- [Given instruction] Hunt for the word "Antônio" across the entries below, copying each line that holds it.

— Begin —

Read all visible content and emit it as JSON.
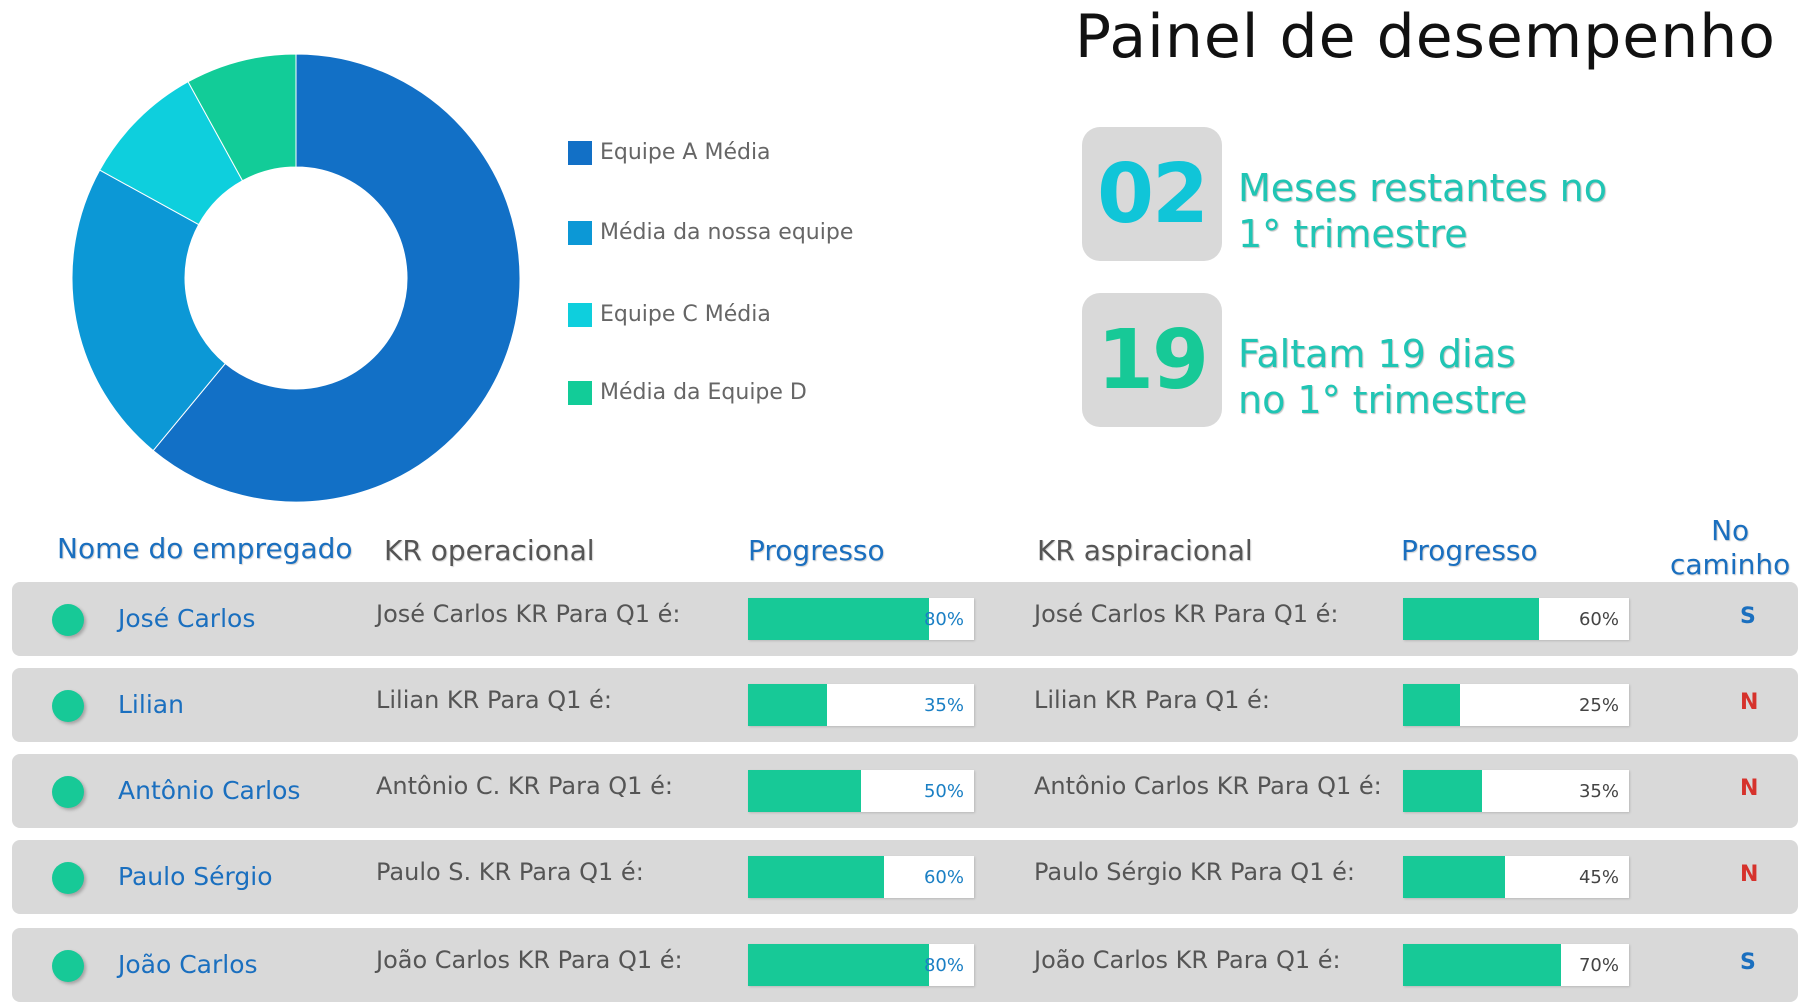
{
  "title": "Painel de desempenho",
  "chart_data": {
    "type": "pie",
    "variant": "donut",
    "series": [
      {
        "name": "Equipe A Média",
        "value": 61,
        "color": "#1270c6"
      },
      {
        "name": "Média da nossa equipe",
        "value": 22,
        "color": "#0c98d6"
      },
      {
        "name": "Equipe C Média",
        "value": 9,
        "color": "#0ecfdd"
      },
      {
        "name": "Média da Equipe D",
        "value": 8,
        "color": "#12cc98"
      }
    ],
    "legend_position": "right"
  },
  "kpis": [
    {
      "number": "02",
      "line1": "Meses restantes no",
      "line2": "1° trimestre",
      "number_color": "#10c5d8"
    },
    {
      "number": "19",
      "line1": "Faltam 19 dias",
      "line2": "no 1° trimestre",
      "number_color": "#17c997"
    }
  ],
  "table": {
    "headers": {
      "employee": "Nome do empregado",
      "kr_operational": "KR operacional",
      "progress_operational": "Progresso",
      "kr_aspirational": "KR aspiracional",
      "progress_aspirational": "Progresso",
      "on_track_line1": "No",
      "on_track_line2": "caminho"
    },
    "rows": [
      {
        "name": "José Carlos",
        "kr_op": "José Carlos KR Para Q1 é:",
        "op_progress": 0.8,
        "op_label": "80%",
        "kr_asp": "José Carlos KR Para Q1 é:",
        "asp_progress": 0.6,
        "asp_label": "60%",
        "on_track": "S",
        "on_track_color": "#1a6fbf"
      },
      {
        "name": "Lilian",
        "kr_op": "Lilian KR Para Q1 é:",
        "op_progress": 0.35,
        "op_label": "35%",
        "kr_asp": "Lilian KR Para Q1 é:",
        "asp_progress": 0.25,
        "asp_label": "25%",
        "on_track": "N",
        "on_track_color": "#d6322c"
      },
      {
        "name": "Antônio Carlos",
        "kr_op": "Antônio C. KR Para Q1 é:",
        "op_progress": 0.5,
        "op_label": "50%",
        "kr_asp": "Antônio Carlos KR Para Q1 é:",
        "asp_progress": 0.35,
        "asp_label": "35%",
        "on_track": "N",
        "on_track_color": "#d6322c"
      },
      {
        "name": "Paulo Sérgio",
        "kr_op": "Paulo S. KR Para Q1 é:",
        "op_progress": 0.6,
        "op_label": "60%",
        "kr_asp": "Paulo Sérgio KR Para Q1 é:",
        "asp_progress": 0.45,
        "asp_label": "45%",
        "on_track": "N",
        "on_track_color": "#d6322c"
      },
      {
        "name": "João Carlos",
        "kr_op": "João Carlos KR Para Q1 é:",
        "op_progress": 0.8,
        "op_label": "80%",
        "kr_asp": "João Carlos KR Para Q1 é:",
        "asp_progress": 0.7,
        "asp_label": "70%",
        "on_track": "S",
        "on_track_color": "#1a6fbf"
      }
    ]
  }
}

— End —
— Begin —

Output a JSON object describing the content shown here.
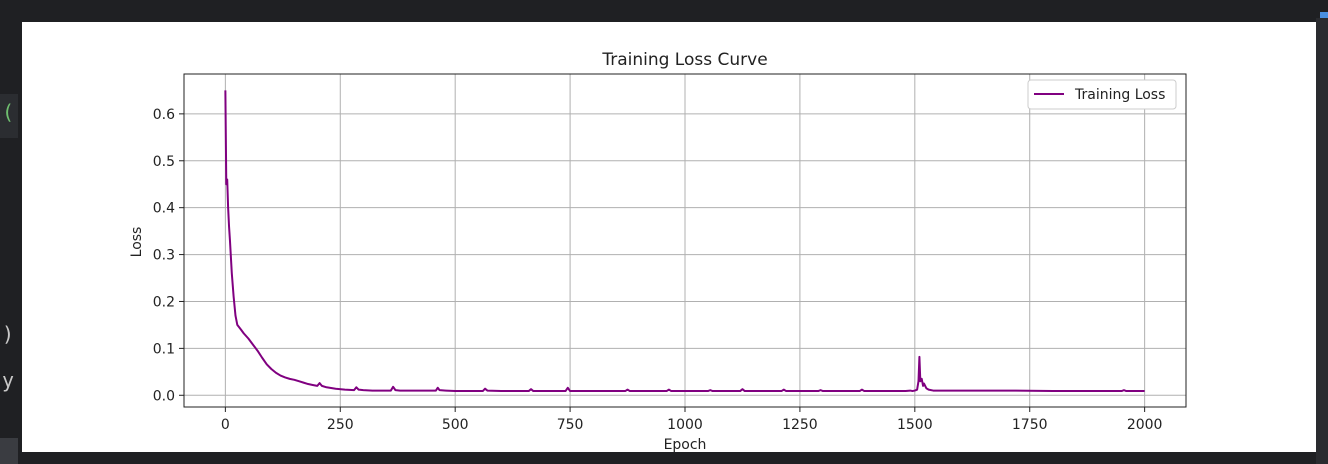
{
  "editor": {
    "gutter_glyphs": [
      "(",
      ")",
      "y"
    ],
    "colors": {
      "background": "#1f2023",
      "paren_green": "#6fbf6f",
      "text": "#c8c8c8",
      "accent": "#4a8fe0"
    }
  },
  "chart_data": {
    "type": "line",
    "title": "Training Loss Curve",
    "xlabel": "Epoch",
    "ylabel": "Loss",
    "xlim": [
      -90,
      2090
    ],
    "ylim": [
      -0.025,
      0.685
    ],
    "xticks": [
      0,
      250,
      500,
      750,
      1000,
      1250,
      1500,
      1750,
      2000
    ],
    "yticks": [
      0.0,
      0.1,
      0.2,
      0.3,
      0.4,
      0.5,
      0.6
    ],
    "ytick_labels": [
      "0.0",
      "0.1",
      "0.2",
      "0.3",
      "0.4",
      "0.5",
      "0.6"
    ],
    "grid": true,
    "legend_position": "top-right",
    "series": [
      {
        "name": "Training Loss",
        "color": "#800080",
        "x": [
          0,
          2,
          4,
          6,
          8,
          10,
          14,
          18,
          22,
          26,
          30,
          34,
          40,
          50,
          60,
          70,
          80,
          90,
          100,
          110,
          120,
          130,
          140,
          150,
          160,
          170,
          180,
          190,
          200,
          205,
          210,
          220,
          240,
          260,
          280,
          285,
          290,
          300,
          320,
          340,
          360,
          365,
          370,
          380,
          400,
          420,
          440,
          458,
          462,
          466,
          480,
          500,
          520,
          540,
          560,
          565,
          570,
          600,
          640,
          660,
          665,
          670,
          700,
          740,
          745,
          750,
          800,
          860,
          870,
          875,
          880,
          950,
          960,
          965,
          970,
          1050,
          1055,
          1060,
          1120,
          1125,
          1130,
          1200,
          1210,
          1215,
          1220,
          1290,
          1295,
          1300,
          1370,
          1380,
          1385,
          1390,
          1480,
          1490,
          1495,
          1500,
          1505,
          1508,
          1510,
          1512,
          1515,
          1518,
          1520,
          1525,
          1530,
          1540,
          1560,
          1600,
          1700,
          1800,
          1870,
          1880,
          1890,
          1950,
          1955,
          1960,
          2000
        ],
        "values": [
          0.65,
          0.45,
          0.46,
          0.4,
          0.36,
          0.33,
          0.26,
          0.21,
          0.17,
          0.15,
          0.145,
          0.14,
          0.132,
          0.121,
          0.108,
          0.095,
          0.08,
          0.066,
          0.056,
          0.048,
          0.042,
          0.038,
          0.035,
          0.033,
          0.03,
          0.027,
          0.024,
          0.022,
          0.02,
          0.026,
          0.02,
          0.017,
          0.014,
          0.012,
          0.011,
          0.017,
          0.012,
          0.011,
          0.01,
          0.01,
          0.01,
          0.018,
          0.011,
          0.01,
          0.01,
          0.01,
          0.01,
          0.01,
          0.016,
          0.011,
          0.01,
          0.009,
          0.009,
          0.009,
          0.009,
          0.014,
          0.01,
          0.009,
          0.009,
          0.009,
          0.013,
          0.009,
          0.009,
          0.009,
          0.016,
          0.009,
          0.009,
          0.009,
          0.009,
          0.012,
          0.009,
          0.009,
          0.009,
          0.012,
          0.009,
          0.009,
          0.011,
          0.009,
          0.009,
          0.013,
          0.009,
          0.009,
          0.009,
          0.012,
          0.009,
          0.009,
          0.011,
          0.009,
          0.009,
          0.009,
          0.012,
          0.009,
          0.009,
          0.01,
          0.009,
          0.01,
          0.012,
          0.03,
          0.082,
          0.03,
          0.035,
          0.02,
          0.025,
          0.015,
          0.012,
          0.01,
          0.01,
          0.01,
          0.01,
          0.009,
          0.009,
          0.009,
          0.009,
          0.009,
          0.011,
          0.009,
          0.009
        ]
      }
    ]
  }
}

— End —

- [Task response]
        "name": "Antônio Carlos",
        "kr_op": "Antônio C. KR Para Q1 é:",
        "kr_asp": "Antônio Carlos KR Para Q1 é:",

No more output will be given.